───── Extracted material ─────

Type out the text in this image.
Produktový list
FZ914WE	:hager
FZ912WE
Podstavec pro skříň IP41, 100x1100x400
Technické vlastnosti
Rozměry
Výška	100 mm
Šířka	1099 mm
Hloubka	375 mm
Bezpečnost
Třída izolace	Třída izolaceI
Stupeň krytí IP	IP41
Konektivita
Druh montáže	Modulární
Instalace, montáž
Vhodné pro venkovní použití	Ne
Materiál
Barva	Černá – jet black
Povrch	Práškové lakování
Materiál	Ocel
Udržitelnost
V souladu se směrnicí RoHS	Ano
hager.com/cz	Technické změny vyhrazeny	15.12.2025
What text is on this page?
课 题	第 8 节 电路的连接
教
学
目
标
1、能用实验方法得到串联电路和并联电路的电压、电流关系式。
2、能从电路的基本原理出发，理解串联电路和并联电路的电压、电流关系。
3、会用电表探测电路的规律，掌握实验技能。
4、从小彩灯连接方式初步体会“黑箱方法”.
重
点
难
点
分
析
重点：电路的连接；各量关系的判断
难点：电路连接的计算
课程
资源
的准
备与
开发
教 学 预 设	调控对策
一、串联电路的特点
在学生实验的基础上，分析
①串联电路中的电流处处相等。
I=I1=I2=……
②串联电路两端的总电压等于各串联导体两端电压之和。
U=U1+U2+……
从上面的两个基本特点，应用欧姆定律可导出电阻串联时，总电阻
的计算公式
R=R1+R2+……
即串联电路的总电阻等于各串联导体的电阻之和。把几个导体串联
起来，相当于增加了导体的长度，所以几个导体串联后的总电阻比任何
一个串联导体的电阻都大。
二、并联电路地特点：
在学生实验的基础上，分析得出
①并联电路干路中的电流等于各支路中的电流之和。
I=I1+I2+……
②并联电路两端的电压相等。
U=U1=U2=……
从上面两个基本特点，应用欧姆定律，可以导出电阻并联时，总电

─────

Work to do | Copy every line that includes the string "Technické" from the material above.

In response |
Technické vlastnosti
hager.com/cz	Technické změny vyhrazeny	15.12.2025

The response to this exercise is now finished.